» **Excerpted records**
-- start --
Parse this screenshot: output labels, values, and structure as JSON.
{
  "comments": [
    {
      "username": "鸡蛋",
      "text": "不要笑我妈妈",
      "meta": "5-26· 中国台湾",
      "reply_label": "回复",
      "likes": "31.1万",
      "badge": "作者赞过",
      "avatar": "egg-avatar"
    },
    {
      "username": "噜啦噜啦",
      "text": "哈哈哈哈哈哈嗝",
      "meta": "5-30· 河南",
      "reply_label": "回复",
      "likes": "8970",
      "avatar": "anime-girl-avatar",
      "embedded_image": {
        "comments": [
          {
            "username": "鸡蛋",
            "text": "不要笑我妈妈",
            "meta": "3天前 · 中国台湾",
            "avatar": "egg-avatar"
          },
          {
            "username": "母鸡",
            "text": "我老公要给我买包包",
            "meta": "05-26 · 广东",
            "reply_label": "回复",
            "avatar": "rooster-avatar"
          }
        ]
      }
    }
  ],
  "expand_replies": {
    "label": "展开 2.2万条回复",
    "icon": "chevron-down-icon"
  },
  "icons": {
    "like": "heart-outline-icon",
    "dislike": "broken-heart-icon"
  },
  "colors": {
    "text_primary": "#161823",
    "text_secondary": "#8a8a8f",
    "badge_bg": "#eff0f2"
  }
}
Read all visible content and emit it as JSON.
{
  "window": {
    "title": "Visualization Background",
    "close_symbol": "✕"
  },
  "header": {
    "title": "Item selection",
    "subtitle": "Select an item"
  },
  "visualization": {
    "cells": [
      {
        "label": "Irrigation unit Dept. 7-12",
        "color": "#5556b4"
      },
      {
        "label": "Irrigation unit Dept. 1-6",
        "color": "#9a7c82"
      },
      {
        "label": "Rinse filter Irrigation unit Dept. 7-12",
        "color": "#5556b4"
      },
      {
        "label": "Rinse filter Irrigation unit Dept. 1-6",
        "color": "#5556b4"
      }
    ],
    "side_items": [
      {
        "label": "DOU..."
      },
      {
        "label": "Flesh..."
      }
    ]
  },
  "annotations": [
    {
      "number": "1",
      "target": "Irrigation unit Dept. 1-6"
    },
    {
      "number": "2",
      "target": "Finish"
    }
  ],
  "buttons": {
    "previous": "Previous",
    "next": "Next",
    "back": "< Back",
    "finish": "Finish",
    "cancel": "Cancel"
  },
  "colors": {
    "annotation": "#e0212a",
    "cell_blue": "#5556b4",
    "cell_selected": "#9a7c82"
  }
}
-- end --
» **Exercise prompt**
Could you reproduce every record above exactly as it appears?

» **Solution to the problem**
Parse this screenshot: output labels, values, and structure as JSON.
{
  "comments": [
    {
      "username": "鸡蛋",
      "text": "不要笑我妈妈",
      "meta": "5-26· 中国台湾",
      "reply_label": "回复",
      "likes": "31.1万",
      "badge": "作者赞过",
      "avatar": "egg-avatar"
    },
    {
      "username": "噜啦噜啦",
      "text": "哈哈哈哈哈哈嗝",
      "meta": "5-30· 河南",
      "reply_label": "回复",
      "likes": "8970",
      "avatar": "anime-girl-avatar",
      "embedded_image": {
        "comments": [
          {
            "username": "鸡蛋",
            "text": "不要笑我妈妈",
            "meta": "3天前 · 中国台湾",
            "avatar": "egg-avatar"
          },
          {
            "username": "母鸡",
            "text": "我老公要给我买包包",
            "meta": "05-26 · 广东",
            "reply_label": "回复",
            "avatar": "rooster-avatar"
          }
        ]
      }
    }
  ],
  "expand_replies": {
    "label": "展开 2.2万条回复",
    "icon": "chevron-down-icon"
  },
  "icons": {
    "like": "heart-outline-icon",
    "dislike": "broken-heart-icon"
  },
  "colors": {
    "text_primary": "#161823",
    "text_secondary": "#8a8a8f",
    "badge_bg": "#eff0f2"
  }
}
Read all visible content and emit it as JSON.
{
  "window": {
    "title": "Visualization Background",
    "close_symbol": "✕"
  },
  "header": {
    "title": "Item selection",
    "subtitle": "Select an item"
  },
  "visualization": {
    "cells": [
      {
        "label": "Irrigation unit Dept. 7-12",
        "color": "#5556b4"
      },
      {
        "label": "Irrigation unit Dept. 1-6",
        "color": "#9a7c82"
      },
      {
        "label": "Rinse filter Irrigation unit Dept. 7-12",
        "color": "#5556b4"
      },
      {
        "label": "Rinse filter Irrigation unit Dept. 1-6",
        "color": "#5556b4"
      }
    ],
    "side_items": [
      {
        "label": "DOU..."
      },
      {
        "label": "Flesh..."
      }
    ]
  },
  "annotations": [
    {
      "number": "1",
      "target": "Irrigation unit Dept. 1-6"
    },
    {
      "number": "2",
      "target": "Finish"
    }
  ],
  "buttons": {
    "previous": "Previous",
    "next": "Next",
    "back": "< Back",
    "finish": "Finish",
    "cancel": "Cancel"
  },
  "colors": {
    "annotation": "#e0212a",
    "cell_blue": "#5556b4",
    "cell_selected": "#9a7c82"
  }
}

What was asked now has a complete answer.